━━━ TEKS PILIHAN ━━━

Tafsir Al-Quran, Surat Yunus Ayat 98-100

Rate this item
(2 votes)

Ayat ke 98

 

فَلَوْلَا كَانَتْ قَرْيَةٌ آَمَنَتْ فَنَفَعَهَا إِيمَانُهَا إِلَّا قَوْمَ يُونُسَ لَمَّا آَمَنُوا كَشَفْنَا عَنْهُمْ عَذَابَ الْخِزْيِ فِي الْحَيَاةِ الدُّنْيَا وَمَتَّعْنَاهُمْ إِلَى حِينٍ (98)

 

Artinya:

Dan mengapa tidak ada (penduduk) suatu kota yang beriman, lalu imannya itu bermanfaat kepadanya selain kaum Yunus? Tatkala mereka (kaum Yunus itu), beriman, Kami hilangkan dari mereka azab yang menghinakan dalam kehidupan dunia, dan Kami beri kesenangan kepada mereka sampai kepada waktu yang tertentu. (10: 98)

━━━ DATA YANG DIBERIKAN ━━━

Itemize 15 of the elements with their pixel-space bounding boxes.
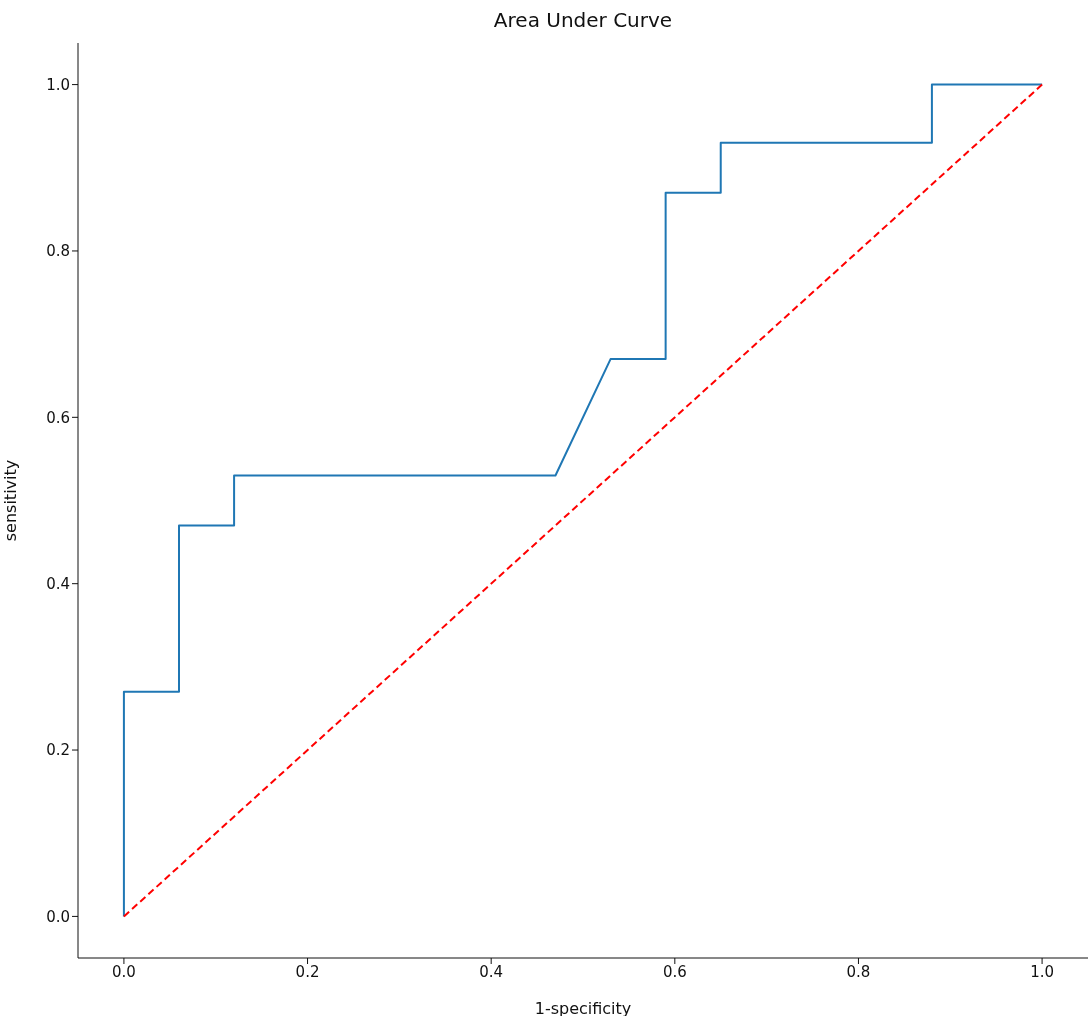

━━━

# [TUGAS]
1: Tuliskan kembali bagian teks pilihan di antara "Dan mengapa tidak" dan "tertentu. (10: 98)", termasuk kedua bagian tersebut.
2: Berdasarkan teks pilihan, mengapa azab yang menghinakan dalam kehidupan dunia dihilangkan dari kaum Yunus? Jelaskan dalam satu sampai tiga kalimat.

# [JAWABAN TUGAS]
1:
Dan mengapa tidak ada (penduduk) suatu kota yang beriman, lalu imannya itu bermanfaat kepadanya selain kaum Yunus? Tatkala mereka (kaum Yunus itu), beriman, Kami hilangkan dari mereka azab yang menghinakan dalam kehidupan dunia, dan Kami beri kesenangan kepada mereka sampai kepada waktu yang tertentu. (10: 98)

2: Azab itu dihilangkan karena kaum Yunus beriman, sehingga iman mereka bermanfaat bagi mereka. Setelah itu, mereka juga diberi kesenangan sampai waktu yang tertentu.